Set exercise.
Copy out every line exactly, passing over the pictures.

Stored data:
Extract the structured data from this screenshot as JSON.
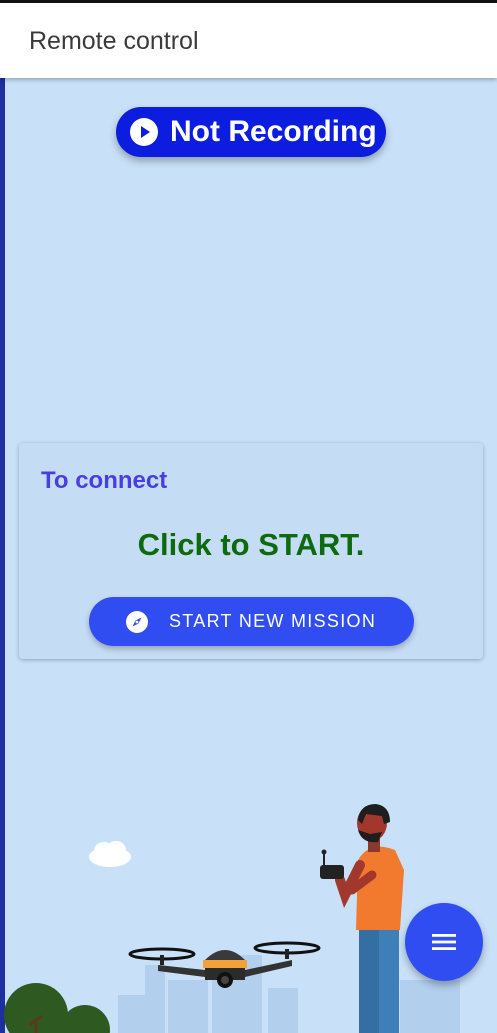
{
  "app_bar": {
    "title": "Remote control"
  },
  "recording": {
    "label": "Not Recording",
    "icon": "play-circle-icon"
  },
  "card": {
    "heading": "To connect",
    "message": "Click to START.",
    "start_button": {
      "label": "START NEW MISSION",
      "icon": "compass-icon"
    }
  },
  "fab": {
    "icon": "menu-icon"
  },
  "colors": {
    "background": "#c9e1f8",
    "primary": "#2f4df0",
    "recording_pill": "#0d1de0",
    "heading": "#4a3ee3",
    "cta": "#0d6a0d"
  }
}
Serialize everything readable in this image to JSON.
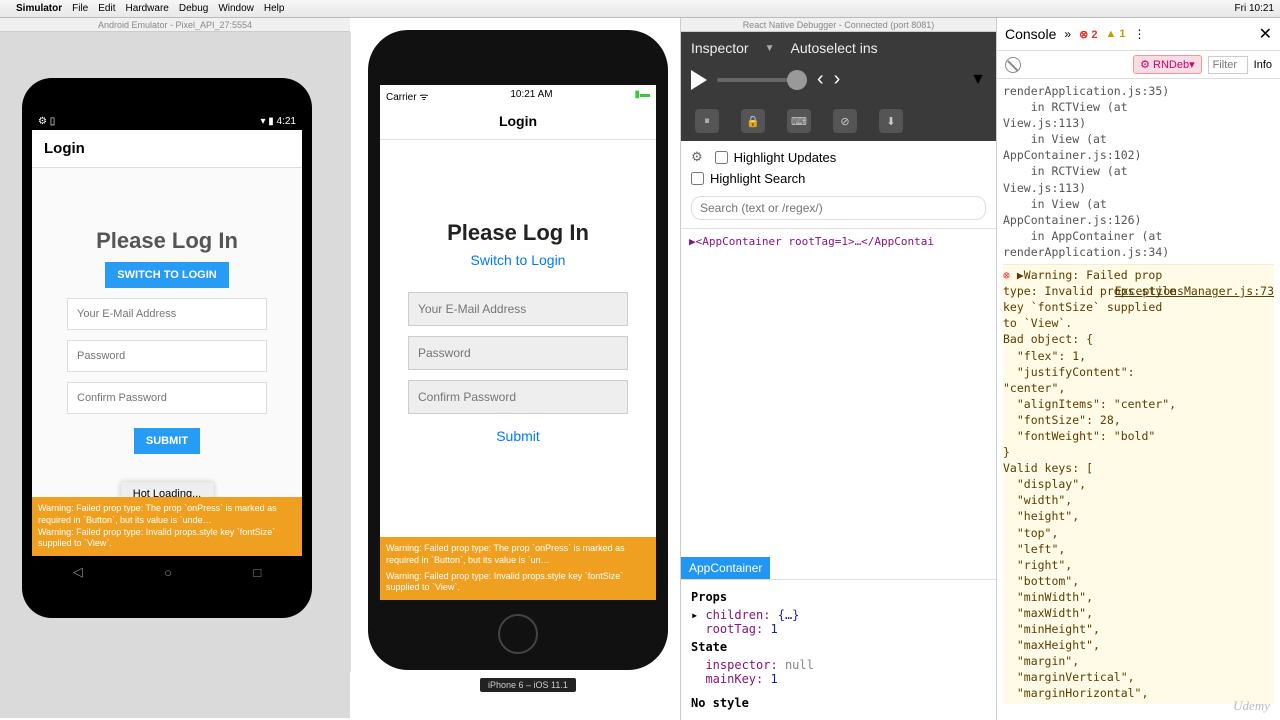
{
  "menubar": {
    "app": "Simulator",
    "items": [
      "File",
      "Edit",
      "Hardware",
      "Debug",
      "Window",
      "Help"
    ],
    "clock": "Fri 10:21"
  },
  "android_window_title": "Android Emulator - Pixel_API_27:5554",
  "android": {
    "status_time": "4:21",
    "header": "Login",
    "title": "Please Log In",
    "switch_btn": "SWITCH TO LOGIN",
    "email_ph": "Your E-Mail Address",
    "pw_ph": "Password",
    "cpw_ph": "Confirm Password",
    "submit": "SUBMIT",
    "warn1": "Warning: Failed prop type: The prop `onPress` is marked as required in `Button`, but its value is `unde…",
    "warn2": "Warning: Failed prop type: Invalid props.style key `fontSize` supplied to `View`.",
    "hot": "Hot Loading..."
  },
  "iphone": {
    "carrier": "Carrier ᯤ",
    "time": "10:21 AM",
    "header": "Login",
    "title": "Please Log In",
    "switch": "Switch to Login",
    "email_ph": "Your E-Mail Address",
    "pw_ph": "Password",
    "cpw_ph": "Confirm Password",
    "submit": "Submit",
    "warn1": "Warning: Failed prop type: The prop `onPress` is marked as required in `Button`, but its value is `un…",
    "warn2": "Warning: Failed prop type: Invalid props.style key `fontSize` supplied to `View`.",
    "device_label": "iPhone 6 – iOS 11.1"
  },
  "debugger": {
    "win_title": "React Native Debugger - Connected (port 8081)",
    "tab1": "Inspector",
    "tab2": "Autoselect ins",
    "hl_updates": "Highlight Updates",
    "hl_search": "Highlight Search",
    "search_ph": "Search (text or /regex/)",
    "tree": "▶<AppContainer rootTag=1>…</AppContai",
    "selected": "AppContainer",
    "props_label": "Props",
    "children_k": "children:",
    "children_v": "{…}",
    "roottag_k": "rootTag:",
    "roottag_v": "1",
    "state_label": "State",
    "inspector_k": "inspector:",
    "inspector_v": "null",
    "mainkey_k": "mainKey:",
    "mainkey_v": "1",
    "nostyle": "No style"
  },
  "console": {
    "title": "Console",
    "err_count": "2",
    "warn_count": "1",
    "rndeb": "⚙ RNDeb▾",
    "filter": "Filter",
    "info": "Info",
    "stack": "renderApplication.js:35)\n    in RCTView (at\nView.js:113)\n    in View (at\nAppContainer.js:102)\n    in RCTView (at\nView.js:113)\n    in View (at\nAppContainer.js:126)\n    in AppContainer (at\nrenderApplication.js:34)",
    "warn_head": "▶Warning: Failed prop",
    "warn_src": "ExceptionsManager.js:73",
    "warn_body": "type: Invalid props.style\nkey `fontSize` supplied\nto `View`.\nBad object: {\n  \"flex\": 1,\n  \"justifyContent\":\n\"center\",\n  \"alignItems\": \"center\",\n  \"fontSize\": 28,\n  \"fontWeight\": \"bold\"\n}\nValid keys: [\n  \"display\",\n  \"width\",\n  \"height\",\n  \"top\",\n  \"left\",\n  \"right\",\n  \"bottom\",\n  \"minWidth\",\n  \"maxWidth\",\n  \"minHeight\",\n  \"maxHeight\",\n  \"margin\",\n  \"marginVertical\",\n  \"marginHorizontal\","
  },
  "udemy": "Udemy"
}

Completed task.
Extract the structured data from this screenshot as JSON.
{
  "app_bar": {
    "title": "Remote control"
  },
  "recording": {
    "label": "Not Recording",
    "icon": "play-circle-icon"
  },
  "card": {
    "heading": "To connect",
    "message": "Click to START.",
    "start_button": {
      "label": "START NEW MISSION",
      "icon": "compass-icon"
    }
  },
  "fab": {
    "icon": "menu-icon"
  },
  "colors": {
    "background": "#c9e1f8",
    "primary": "#2f4df0",
    "recording_pill": "#0d1de0",
    "heading": "#4a3ee3",
    "cta": "#0d6a0d"
  }
}
Serialize everything readable in this image to JSON.
{
  "menubar": {
    "app": "Simulator",
    "items": [
      "File",
      "Edit",
      "Hardware",
      "Debug",
      "Window",
      "Help"
    ],
    "clock": "Fri 10:21"
  },
  "android_window_title": "Android Emulator - Pixel_API_27:5554",
  "android": {
    "status_time": "4:21",
    "header": "Login",
    "title": "Please Log In",
    "switch_btn": "SWITCH TO LOGIN",
    "email_ph": "Your E-Mail Address",
    "pw_ph": "Password",
    "cpw_ph": "Confirm Password",
    "submit": "SUBMIT",
    "warn1": "Warning: Failed prop type: The prop `onPress` is marked as required in `Button`, but its value is `unde…",
    "warn2": "Warning: Failed prop type: Invalid props.style key `fontSize` supplied to `View`.",
    "hot": "Hot Loading..."
  },
  "iphone": {
    "carrier": "Carrier ᯤ",
    "time": "10:21 AM",
    "header": "Login",
    "title": "Please Log In",
    "switch": "Switch to Login",
    "email_ph": "Your E-Mail Address",
    "pw_ph": "Password",
    "cpw_ph": "Confirm Password",
    "submit": "Submit",
    "warn1": "Warning: Failed prop type: The prop `onPress` is marked as required in `Button`, but its value is `un…",
    "warn2": "Warning: Failed prop type: Invalid props.style key `fontSize` supplied to `View`.",
    "device_label": "iPhone 6 – iOS 11.1"
  },
  "debugger": {
    "win_title": "React Native Debugger - Connected (port 8081)",
    "tab1": "Inspector",
    "tab2": "Autoselect ins",
    "hl_updates": "Highlight Updates",
    "hl_search": "Highlight Search",
    "search_ph": "Search (text or /regex/)",
    "tree": "▶<AppContainer rootTag=1>…</AppContai",
    "selected": "AppContainer",
    "props_label": "Props",
    "children_k": "children:",
    "children_v": "{…}",
    "roottag_k": "rootTag:",
    "roottag_v": "1",
    "state_label": "State",
    "inspector_k": "inspector:",
    "inspector_v": "null",
    "mainkey_k": "mainKey:",
    "mainkey_v": "1",
    "nostyle": "No style"
  },
  "console": {
    "title": "Console",
    "err_count": "2",
    "warn_count": "1",
    "rndeb": "⚙ RNDeb▾",
    "filter": "Filter",
    "info": "Info",
    "stack": "renderApplication.js:35)\n    in RCTView (at\nView.js:113)\n    in View (at\nAppContainer.js:102)\n    in RCTView (at\nView.js:113)\n    in View (at\nAppContainer.js:126)\n    in AppContainer (at\nrenderApplication.js:34)",
    "warn_head": "▶Warning: Failed prop",
    "warn_src": "ExceptionsManager.js:73",
    "warn_body": "type: Invalid props.style\nkey `fontSize` supplied\nto `View`.\nBad object: {\n  \"flex\": 1,\n  \"justifyContent\":\n\"center\",\n  \"alignItems\": \"center\",\n  \"fontSize\": 28,\n  \"fontWeight\": \"bold\"\n}\nValid keys: [\n  \"display\",\n  \"width\",\n  \"height\",\n  \"top\",\n  \"left\",\n  \"right\",\n  \"bottom\",\n  \"minWidth\",\n  \"maxWidth\",\n  \"minHeight\",\n  \"maxHeight\",\n  \"margin\",\n  \"marginVertical\",\n  \"marginHorizontal\","
  },
  "udemy": "Udemy"
}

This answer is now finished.